The exercise: Locate the lines of the listing below that hold "mirror", then copy each of them.

Entries shown:
━━━━━━━━━━━━━━━━
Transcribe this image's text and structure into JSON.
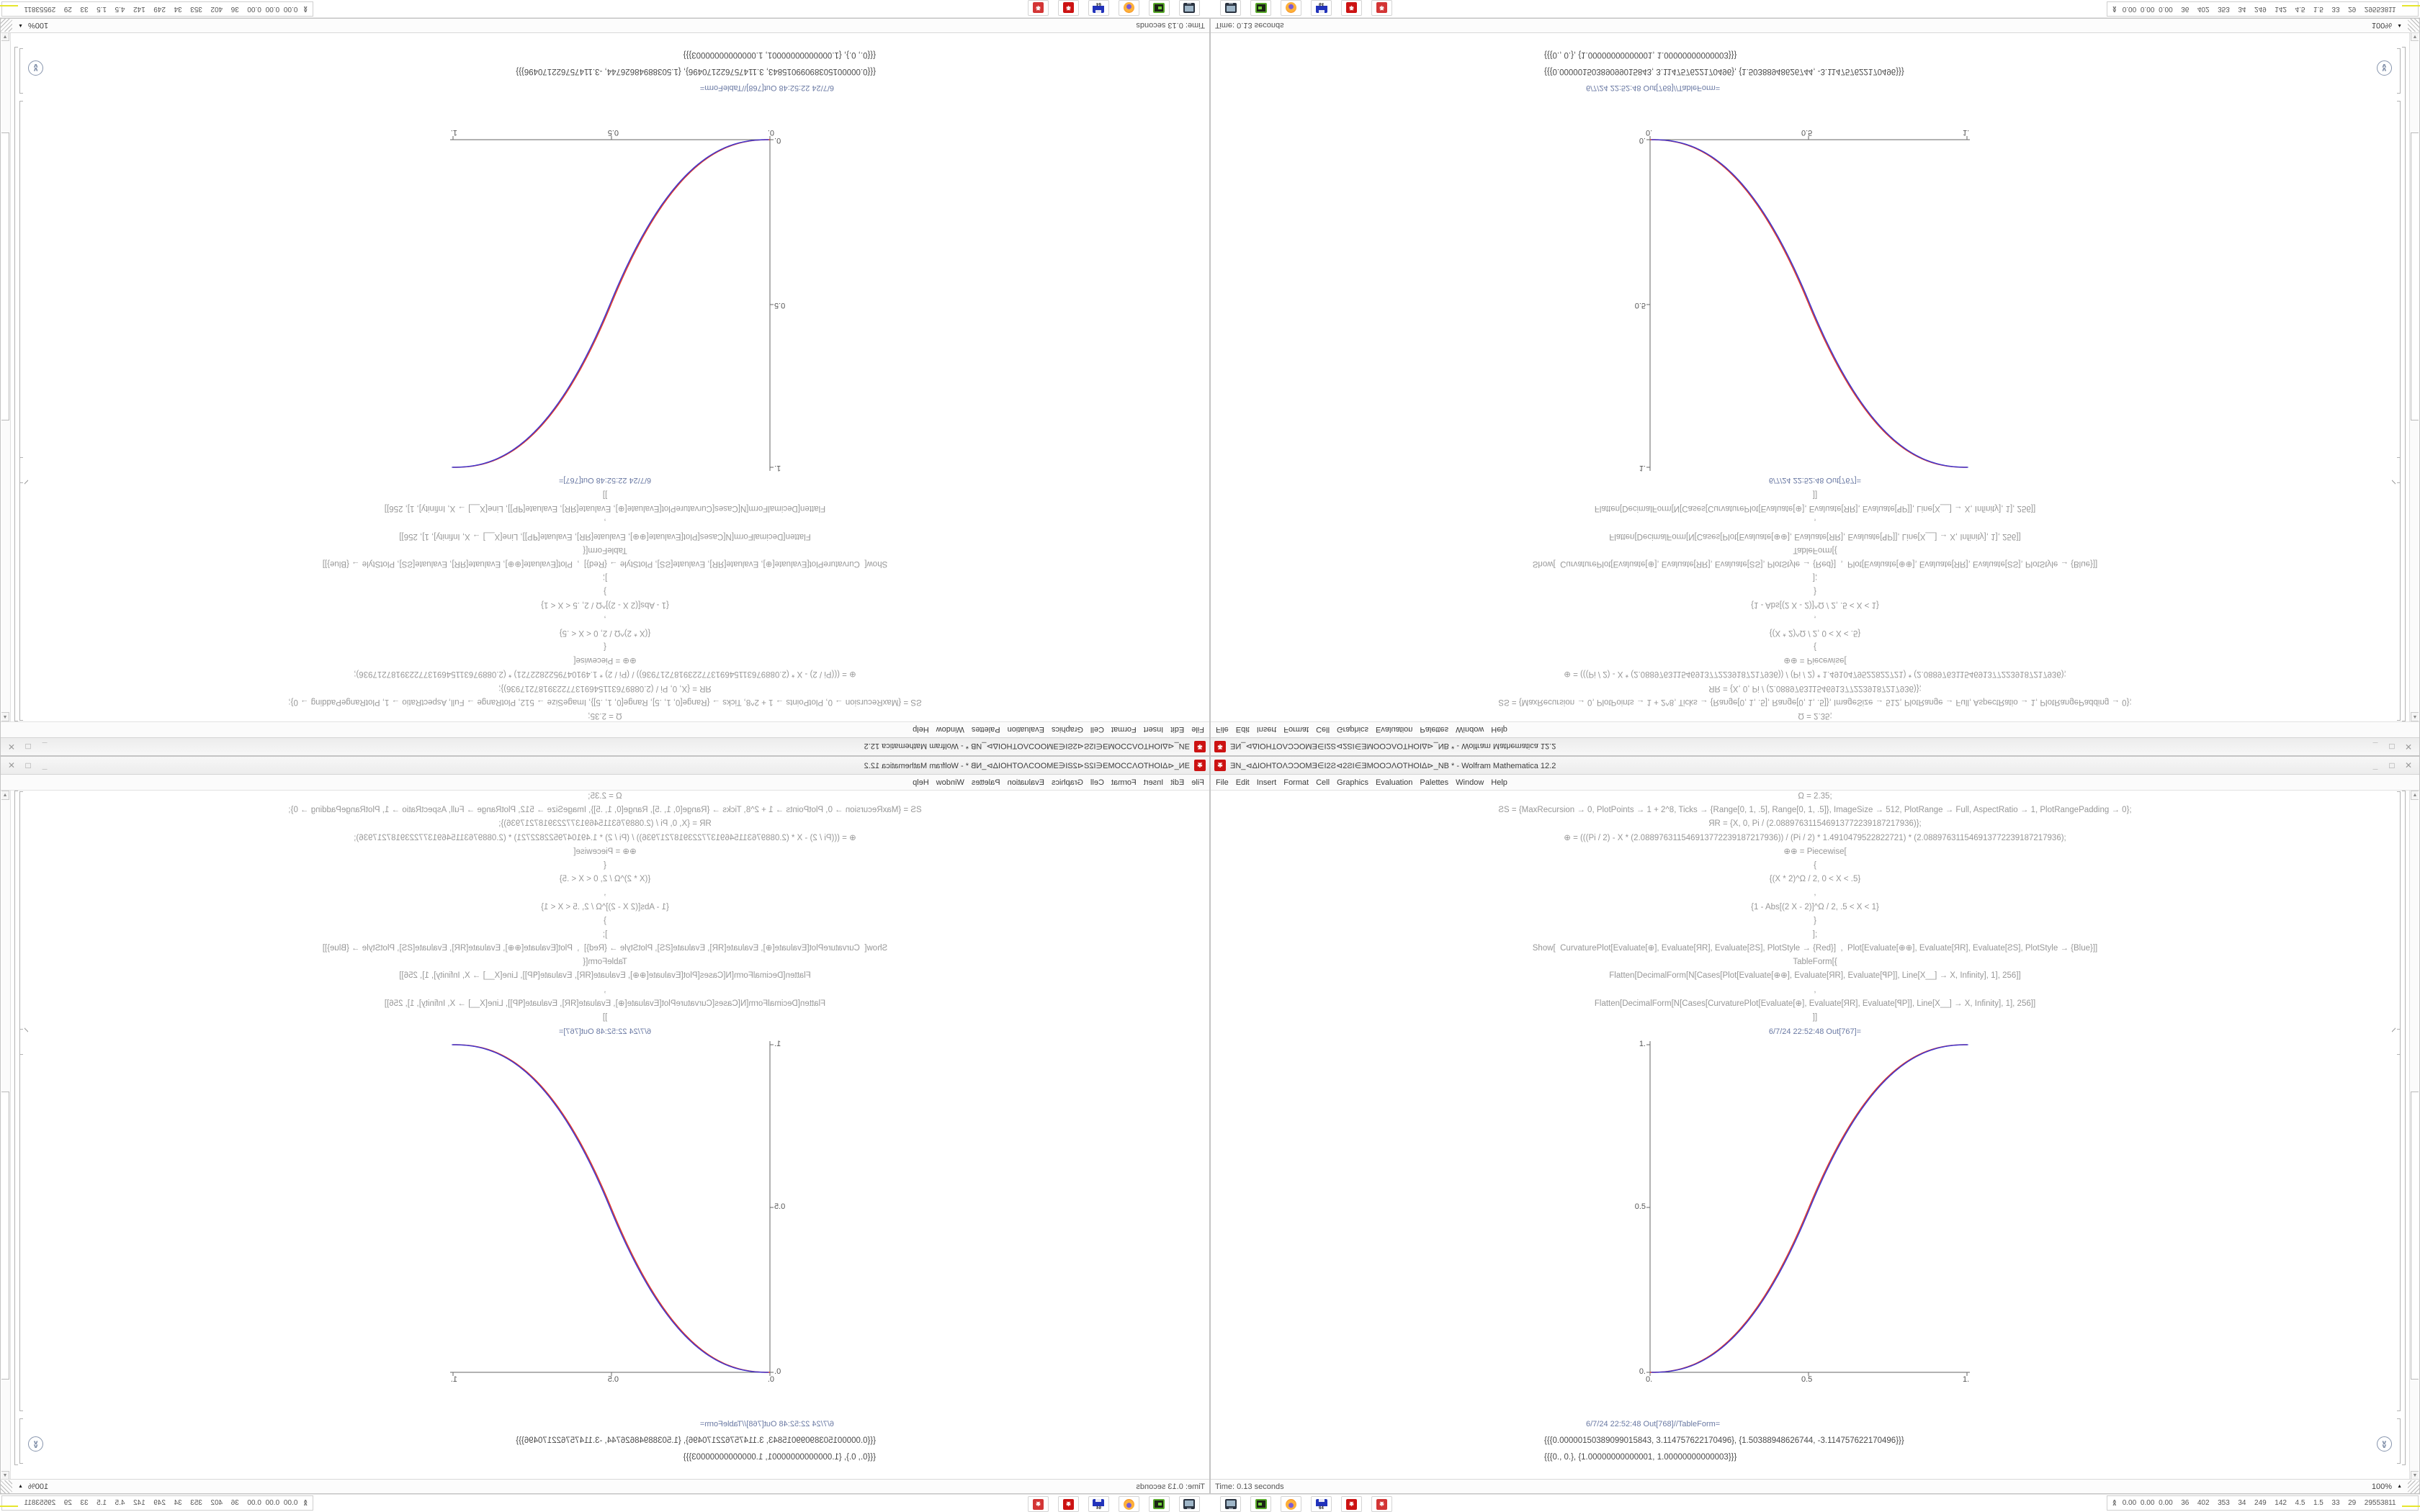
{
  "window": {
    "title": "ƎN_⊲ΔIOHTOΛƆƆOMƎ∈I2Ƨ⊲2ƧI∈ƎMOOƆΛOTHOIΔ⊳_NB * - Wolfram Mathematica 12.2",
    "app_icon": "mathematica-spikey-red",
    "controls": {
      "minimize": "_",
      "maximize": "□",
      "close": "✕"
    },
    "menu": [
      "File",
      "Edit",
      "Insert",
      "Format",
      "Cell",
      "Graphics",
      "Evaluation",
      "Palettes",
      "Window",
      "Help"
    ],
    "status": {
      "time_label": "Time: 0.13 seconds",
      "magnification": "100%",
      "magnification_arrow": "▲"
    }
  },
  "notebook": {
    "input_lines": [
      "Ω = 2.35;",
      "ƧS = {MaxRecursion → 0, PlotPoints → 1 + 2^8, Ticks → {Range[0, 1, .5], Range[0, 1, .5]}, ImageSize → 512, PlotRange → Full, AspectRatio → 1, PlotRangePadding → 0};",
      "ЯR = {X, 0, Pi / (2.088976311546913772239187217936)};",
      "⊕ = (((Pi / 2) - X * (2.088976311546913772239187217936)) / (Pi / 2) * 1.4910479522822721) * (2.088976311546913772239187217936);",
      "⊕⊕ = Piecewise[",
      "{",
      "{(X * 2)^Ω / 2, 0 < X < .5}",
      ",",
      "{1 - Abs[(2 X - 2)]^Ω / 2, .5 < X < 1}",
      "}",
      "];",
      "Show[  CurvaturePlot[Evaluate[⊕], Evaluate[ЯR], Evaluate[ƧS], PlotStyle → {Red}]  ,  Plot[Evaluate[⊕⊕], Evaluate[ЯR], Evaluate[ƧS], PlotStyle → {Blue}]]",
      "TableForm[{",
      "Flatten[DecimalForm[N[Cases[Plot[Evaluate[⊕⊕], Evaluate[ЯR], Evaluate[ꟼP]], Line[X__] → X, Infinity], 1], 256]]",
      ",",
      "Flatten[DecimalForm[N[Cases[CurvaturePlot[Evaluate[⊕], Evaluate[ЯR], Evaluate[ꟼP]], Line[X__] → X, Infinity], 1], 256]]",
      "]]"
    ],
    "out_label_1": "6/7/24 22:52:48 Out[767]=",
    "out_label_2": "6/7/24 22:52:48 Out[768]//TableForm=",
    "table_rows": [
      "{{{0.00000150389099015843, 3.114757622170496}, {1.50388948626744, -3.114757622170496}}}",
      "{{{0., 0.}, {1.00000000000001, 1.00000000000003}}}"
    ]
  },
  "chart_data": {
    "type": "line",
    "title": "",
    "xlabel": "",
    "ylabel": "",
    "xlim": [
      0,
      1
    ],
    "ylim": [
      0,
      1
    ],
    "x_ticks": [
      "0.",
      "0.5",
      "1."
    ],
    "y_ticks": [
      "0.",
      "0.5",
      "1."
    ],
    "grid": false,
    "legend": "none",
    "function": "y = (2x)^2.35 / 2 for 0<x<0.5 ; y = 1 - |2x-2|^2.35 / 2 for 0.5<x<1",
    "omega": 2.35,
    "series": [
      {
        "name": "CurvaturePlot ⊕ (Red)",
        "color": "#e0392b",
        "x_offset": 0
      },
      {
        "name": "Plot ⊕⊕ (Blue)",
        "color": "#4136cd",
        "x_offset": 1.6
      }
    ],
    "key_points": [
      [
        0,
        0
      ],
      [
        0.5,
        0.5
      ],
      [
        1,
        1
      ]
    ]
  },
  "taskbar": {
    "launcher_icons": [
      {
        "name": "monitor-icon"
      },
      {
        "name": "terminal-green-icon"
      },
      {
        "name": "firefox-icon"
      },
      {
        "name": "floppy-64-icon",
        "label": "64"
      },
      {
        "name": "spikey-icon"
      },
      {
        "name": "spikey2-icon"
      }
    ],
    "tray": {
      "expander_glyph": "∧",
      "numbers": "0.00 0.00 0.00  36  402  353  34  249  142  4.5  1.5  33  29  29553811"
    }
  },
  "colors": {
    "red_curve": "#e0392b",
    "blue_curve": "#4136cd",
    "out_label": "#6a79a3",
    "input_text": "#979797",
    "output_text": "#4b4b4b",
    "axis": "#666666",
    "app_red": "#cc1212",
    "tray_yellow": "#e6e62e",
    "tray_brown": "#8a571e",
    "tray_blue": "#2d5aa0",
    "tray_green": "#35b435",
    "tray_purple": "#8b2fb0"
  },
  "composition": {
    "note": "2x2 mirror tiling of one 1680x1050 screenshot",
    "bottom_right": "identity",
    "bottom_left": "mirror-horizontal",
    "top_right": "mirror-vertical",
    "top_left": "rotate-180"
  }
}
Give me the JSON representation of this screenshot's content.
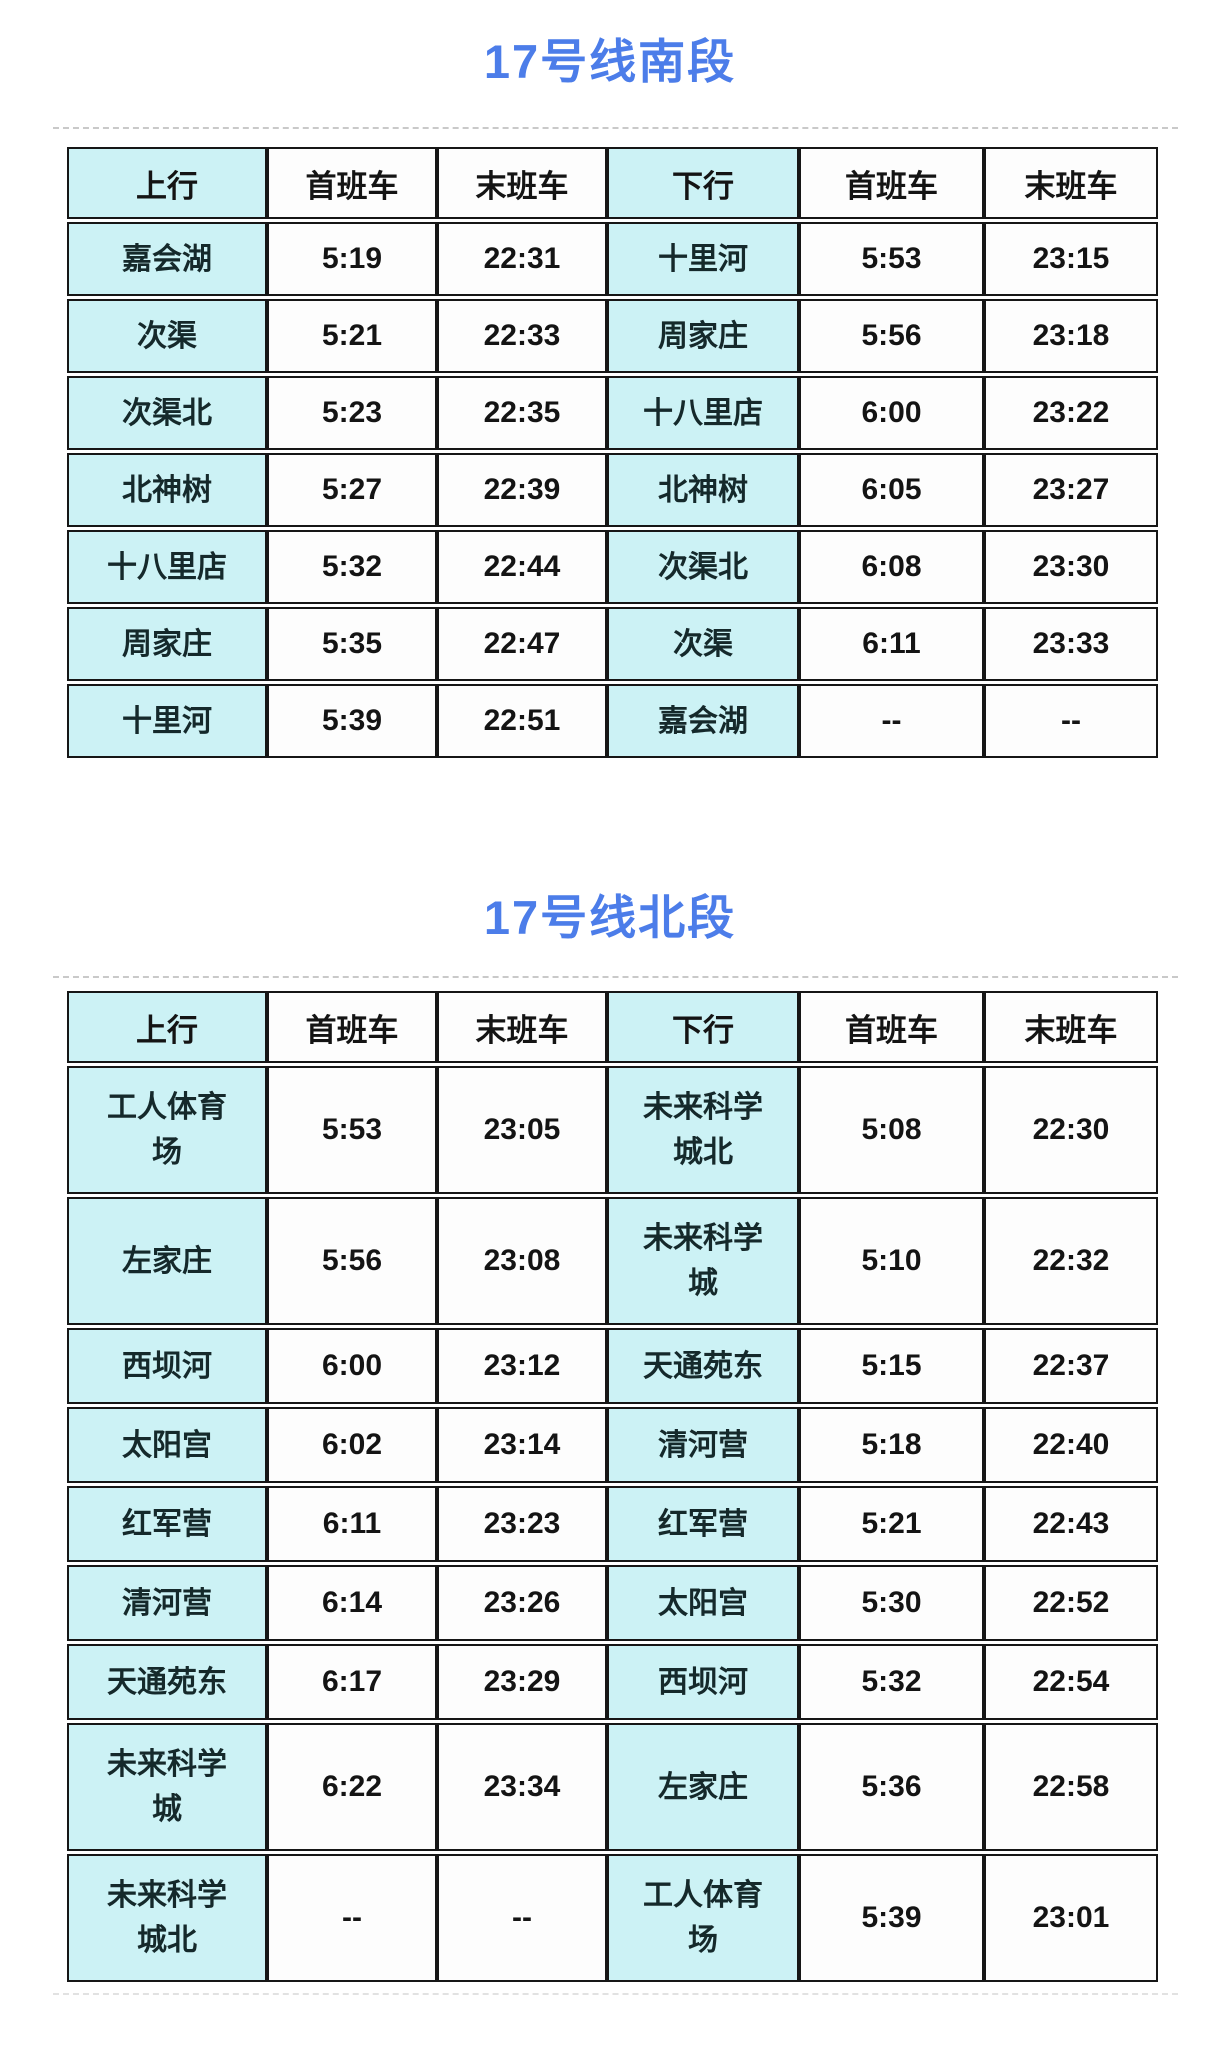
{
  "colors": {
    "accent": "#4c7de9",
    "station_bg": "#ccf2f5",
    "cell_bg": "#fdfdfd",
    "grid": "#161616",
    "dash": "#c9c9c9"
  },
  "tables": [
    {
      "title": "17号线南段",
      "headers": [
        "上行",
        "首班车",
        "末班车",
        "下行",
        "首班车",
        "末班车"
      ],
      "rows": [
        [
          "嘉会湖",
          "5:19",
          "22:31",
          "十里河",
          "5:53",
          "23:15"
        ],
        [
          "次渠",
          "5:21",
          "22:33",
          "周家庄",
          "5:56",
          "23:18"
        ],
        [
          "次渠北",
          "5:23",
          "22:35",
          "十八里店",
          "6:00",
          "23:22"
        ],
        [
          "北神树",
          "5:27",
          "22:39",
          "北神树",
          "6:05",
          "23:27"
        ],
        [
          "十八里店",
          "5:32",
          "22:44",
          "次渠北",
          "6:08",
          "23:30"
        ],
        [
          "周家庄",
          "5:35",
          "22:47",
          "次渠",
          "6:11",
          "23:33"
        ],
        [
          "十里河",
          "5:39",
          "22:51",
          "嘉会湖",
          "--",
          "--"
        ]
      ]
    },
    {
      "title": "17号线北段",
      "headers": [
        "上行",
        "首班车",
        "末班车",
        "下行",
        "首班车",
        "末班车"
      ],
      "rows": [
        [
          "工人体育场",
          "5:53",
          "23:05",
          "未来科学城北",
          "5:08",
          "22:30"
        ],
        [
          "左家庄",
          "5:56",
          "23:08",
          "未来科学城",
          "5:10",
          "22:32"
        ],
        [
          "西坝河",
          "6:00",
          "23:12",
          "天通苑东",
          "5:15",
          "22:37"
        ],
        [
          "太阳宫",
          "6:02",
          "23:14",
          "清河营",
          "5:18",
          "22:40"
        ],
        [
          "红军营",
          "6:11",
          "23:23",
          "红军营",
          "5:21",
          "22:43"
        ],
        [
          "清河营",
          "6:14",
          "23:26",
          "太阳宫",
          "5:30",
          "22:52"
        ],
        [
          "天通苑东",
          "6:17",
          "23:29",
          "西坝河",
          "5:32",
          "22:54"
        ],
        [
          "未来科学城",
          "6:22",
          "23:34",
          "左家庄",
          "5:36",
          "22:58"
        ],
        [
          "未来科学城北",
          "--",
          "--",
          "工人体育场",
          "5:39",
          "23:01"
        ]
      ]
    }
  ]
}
━━━━━━━━━━━━━━━━
In response:
    "note": "2x2 mirror tiling of one 1680x1050 screenshot",
    "bottom_left": "mirror-horizontal",
    "top_right": "mirror-vertical",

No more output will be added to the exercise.